What to work on: Each entry below must be repeated exactly, with pictures left out.

Stored dataset items
========
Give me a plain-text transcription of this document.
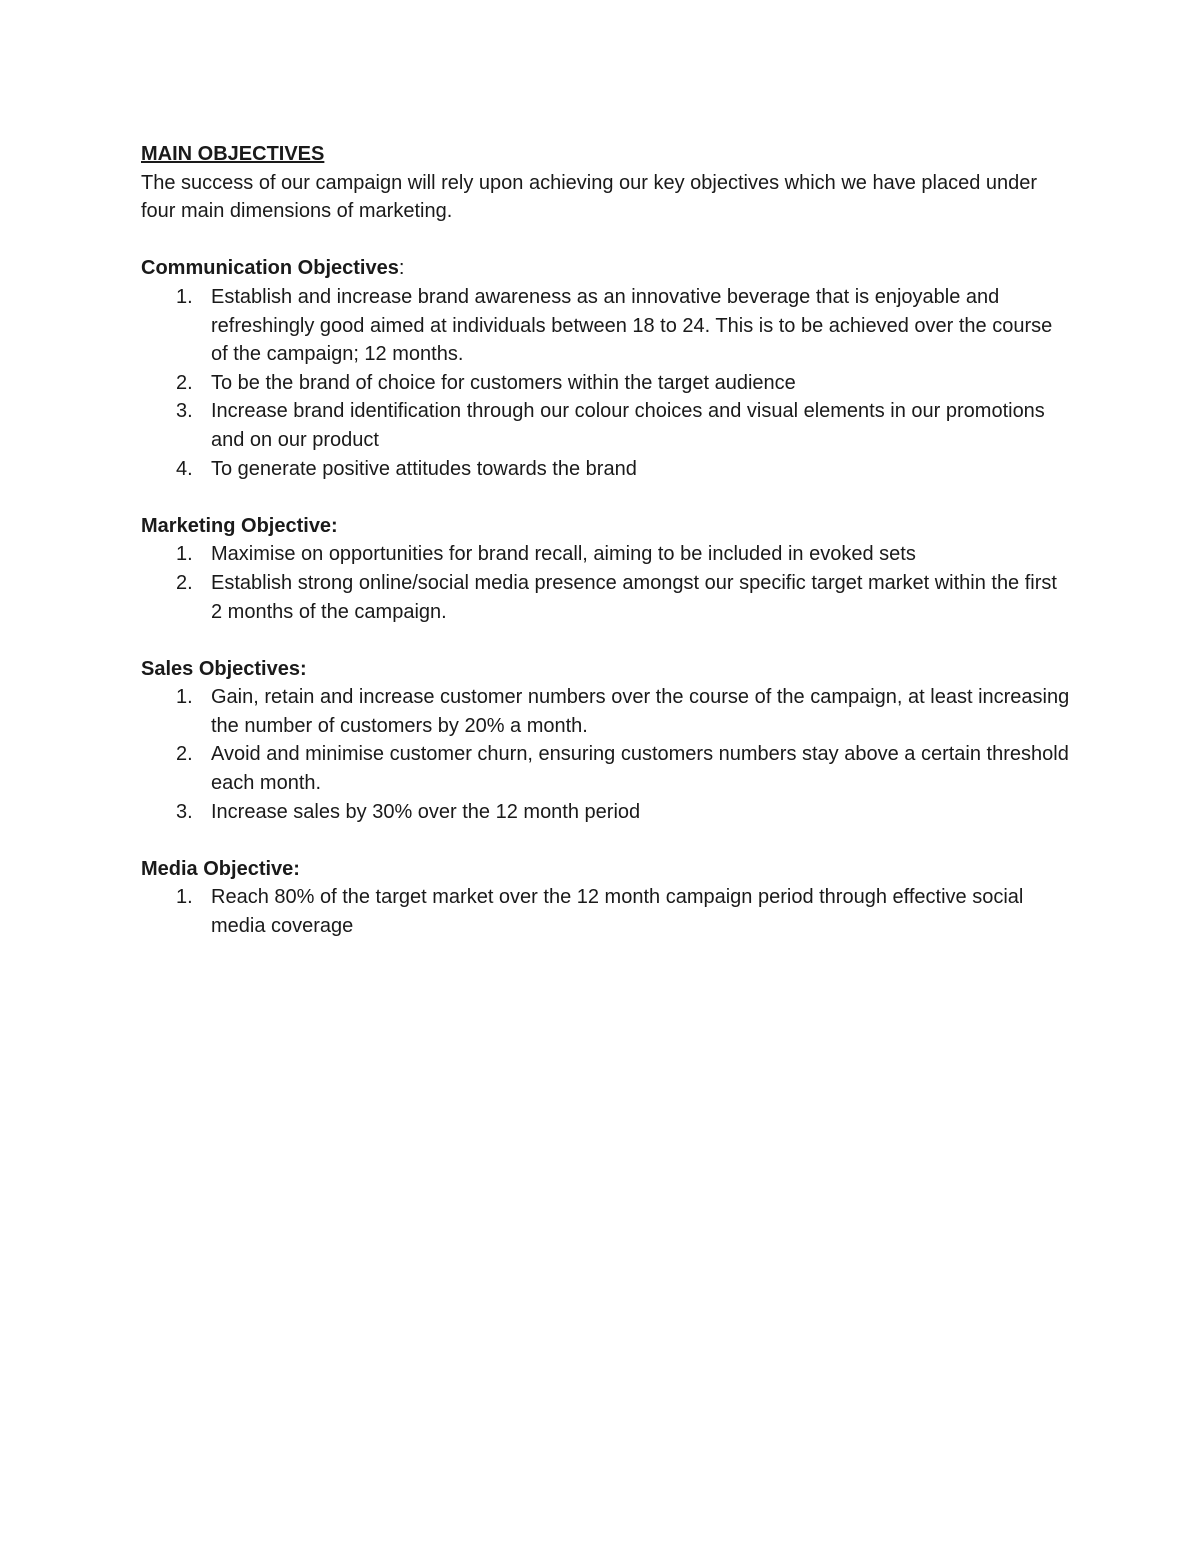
MAIN OBJECTIVES

The success of our campaign will rely upon achieving our key objectives which we have placed under four main dimensions of marketing.

Communication Objectives:

1. Establish and increase brand awareness as an innovative beverage that is enjoyable and refreshingly good aimed at individuals between 18 to 24. This is to be achieved over the course of the campaign; 12 months.
2. To be the brand of choice for customers within the target audience
3. Increase brand identification through our colour choices and visual elements in our promotions and on our product
4. To generate positive attitudes towards the brand

Marketing Objective:

1. Maximise on opportunities for brand recall, aiming to be included in evoked sets
2. Establish strong online/social media presence amongst our specific target market within the first 2 months of the campaign.

Sales Objectives:

1. Gain, retain and increase customer numbers over the course of the campaign, at least increasing the number of customers by 20% a month.
2. Avoid and minimise customer churn, ensuring customers numbers stay above a certain threshold each month.
3. Increase sales by 30% over the 12 month period

Media Objective:

1. Reach 80% of the target market over the 12 month campaign period through effective social media coverage
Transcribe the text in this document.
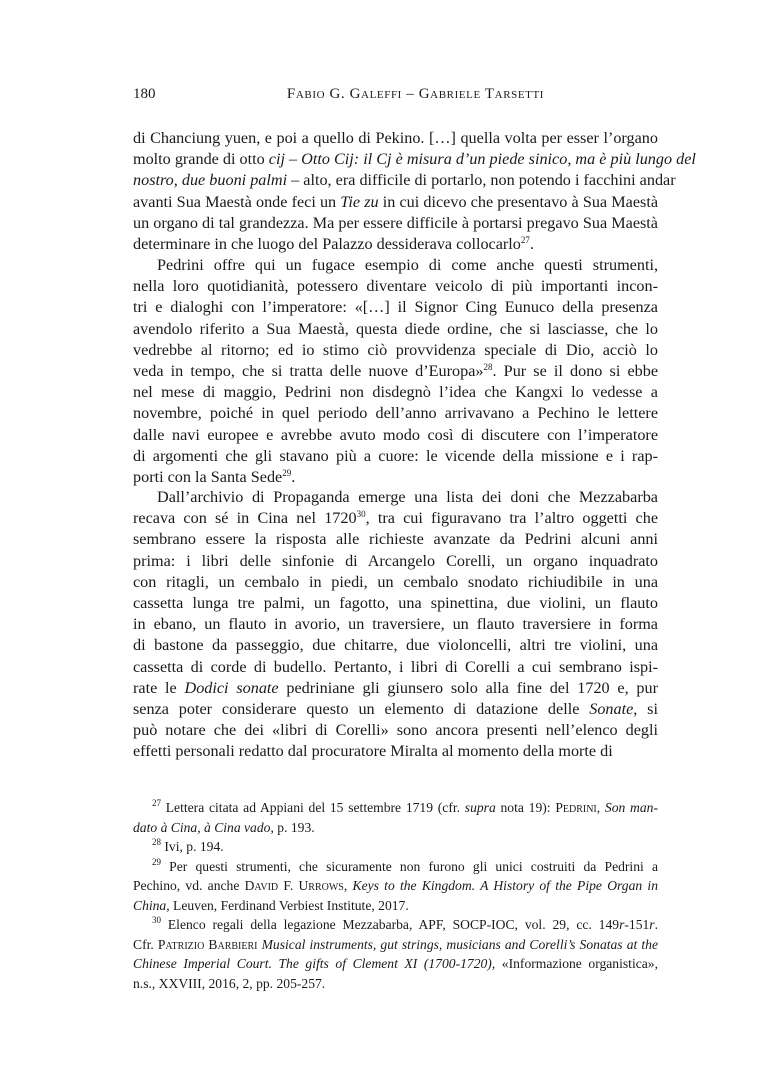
180	Fabio G. Galeffi – Gabriele Tarsetti
di Chanciung yuen, e poi a quello di Pekino. […] quella volta per esser l’organo
molto grande di otto cij – Otto Cij: il Cj è misura d’un piede sinico, ma è più lungo del
nostro, due buoni palmi – alto, era difficile di portarlo, non potendo i facchini andar
avanti Sua Maestà onde feci un Tie zu in cui dicevo che presentavo à Sua Maestà
un organo di tal grandezza. Ma per essere difficile à portarsi pregavo Sua Maestà
determinare in che luogo del Palazzo dessiderava collocarlo$^{27}$.
Pedrini offre qui un fugace esempio di come anche questi strumenti,
nella loro quotidianità, potessero diventare veicolo di più importanti incon-
tri e dialoghi con l’imperatore: «[…] il Signor Cing Eunuco della presenza
avendolo riferito a Sua Maestà, questa diede ordine, che si lasciasse, che lo
vedrebbe al ritorno; ed io stimo ciò provvidenza speciale di Dio, acciò lo
veda in tempo, che si tratta delle nuove d’Europa»$^{28}$. Pur se il dono si ebbe
nel mese di maggio, Pedrini non disdegnò l’idea che Kangxi lo vedesse a
novembre, poiché in quel periodo dell’anno arrivavano a Pechino le lettere
dalle navi europee e avrebbe avuto modo così di discutere con l’imperatore
di argomenti che gli stavano più a cuore: le vicende della missione e i rap-
porti con la Santa Sede$^{29}$.
Dall’archivio di Propaganda emerge una lista dei doni che Mezzabarba
recava con sé in Cina nel 1720$^{30}$, tra cui figuravano tra l’altro oggetti che
sembrano essere la risposta alle richieste avanzate da Pedrini alcuni anni
prima: i libri delle sinfonie di Arcangelo Corelli, un organo inquadrato
con ritagli, un cembalo in piedi, un cembalo snodato richiudibile in una
cassetta lunga tre palmi, un fagotto, una spinettina, due violini, un flauto
in ebano, un flauto in avorio, un traversiere, un flauto traversiere in forma
di bastone da passeggio, due chitarre, due violoncelli, altri tre violini, una
cassetta di corde di budello. Pertanto, i libri di Corelli a cui sembrano ispi-
rate le Dodici sonate pedriniane gli giunsero solo alla fine del 1720 e, pur
senza poter considerare questo un elemento di datazione delle Sonate, si
può notare che dei «libri di Corelli» sono ancora presenti nell’elenco degli
effetti personali redatto dal procuratore Miralta al momento della morte di
$^{27}$ Lettera citata ad Appiani del 15 settembre 1719 (cfr. supra nota 19): Pedrini, Son man-
dato à Cina, à Cina vado, p. 193.
$^{28}$ Ivi, p. 194.
$^{29}$ Per questi strumenti, che sicuramente non furono gli unici costruiti da Pedrini a
Pechino, vd. anche David F. Urrows, Keys to the Kingdom. A History of the Pipe Organ in
China, Leuven, Ferdinand Verbiest Institute, 2017.
$^{30}$ Elenco regali della legazione Mezzabarba, APF, SOCP-IOC, vol. 29, cc. 149r-151r.
Cfr. Patrizio Barbieri Musical instruments, gut strings, musicians and Corelli’s Sonatas at the
Chinese Imperial Court. The gifts of Clement XI (1700-1720), «Informazione organistica»,
n.s., XXVIII, 2016, 2, pp. 205-257.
========
Answer for this exercise:
Give me a plain-text transcription of this document.
MAIN OBJECTIVES

The success of our campaign will rely upon achieving our key objectives which we have placed under four main dimensions of marketing.

Communication Objectives:

1. Establish and increase brand awareness as an innovative beverage that is enjoyable and refreshingly good aimed at individuals between 18 to 24. This is to be achieved over the course of the campaign; 12 months.
2. To be the brand of choice for customers within the target audience
3. Increase brand identification through our colour choices and visual elements in our promotions and on our product
4. To generate positive attitudes towards the brand

Marketing Objective:

1. Maximise on opportunities for brand recall, aiming to be included in evoked sets
2. Establish strong online/social media presence amongst our specific target market within the first 2 months of the campaign.

Sales Objectives:

1. Gain, retain and increase customer numbers over the course of the campaign, at least increasing the number of customers by 20% a month.
2. Avoid and minimise customer churn, ensuring customers numbers stay above a certain threshold each month.
3. Increase sales by 30% over the 12 month period

Media Objective:

1. Reach 80% of the target market over the 12 month campaign period through effective social media coverage
Transcribe the text in this document.
180	Fabio G. Galeffi – Gabriele Tarsetti
di Chanciung yuen, e poi a quello di Pekino. […] quella volta per esser l’organo
molto grande di otto cij – Otto Cij: il Cj è misura d’un piede sinico, ma è più lungo del
nostro, due buoni palmi – alto, era difficile di portarlo, non potendo i facchini andar
avanti Sua Maestà onde feci un Tie zu in cui dicevo che presentavo à Sua Maestà
un organo di tal grandezza. Ma per essere difficile à portarsi pregavo Sua Maestà
determinare in che luogo del Palazzo dessiderava collocarlo$^{27}$.
Pedrini offre qui un fugace esempio di come anche questi strumenti,
nella loro quotidianità, potessero diventare veicolo di più importanti incon-
tri e dialoghi con l’imperatore: «[…] il Signor Cing Eunuco della presenza
avendolo riferito a Sua Maestà, questa diede ordine, che si lasciasse, che lo
vedrebbe al ritorno; ed io stimo ciò provvidenza speciale di Dio, acciò lo
veda in tempo, che si tratta delle nuove d’Europa»$^{28}$. Pur se il dono si ebbe
nel mese di maggio, Pedrini non disdegnò l’idea che Kangxi lo vedesse a
novembre, poiché in quel periodo dell’anno arrivavano a Pechino le lettere
dalle navi europee e avrebbe avuto modo così di discutere con l’imperatore
di argomenti che gli stavano più a cuore: le vicende della missione e i rap-
porti con la Santa Sede$^{29}$.
Dall’archivio di Propaganda emerge una lista dei doni che Mezzabarba
recava con sé in Cina nel 1720$^{30}$, tra cui figuravano tra l’altro oggetti che
sembrano essere la risposta alle richieste avanzate da Pedrini alcuni anni
prima: i libri delle sinfonie di Arcangelo Corelli, un organo inquadrato
con ritagli, un cembalo in piedi, un cembalo snodato richiudibile in una
cassetta lunga tre palmi, un fagotto, una spinettina, due violini, un flauto
in ebano, un flauto in avorio, un traversiere, un flauto traversiere in forma
di bastone da passeggio, due chitarre, due violoncelli, altri tre violini, una
cassetta di corde di budello. Pertanto, i libri di Corelli a cui sembrano ispi-
rate le Dodici sonate pedriniane gli giunsero solo alla fine del 1720 e, pur
senza poter considerare questo un elemento di datazione delle Sonate, si
può notare che dei «libri di Corelli» sono ancora presenti nell’elenco degli
effetti personali redatto dal procuratore Miralta al momento della morte di
$^{27}$ Lettera citata ad Appiani del 15 settembre 1719 (cfr. supra nota 19): Pedrini, Son man-
dato à Cina, à Cina vado, p. 193.
$^{28}$ Ivi, p. 194.
$^{29}$ Per questi strumenti, che sicuramente non furono gli unici costruiti da Pedrini a
Pechino, vd. anche David F. Urrows, Keys to the Kingdom. A History of the Pipe Organ in
China, Leuven, Ferdinand Verbiest Institute, 2017.
$^{30}$ Elenco regali della legazione Mezzabarba, APF, SOCP-IOC, vol. 29, cc. 149r-151r.
Cfr. Patrizio Barbieri Musical instruments, gut strings, musicians and Corelli’s Sonatas at the
Chinese Imperial Court. The gifts of Clement XI (1700-1720), «Informazione organistica»,
n.s., XXVIII, 2016, 2, pp. 205-257.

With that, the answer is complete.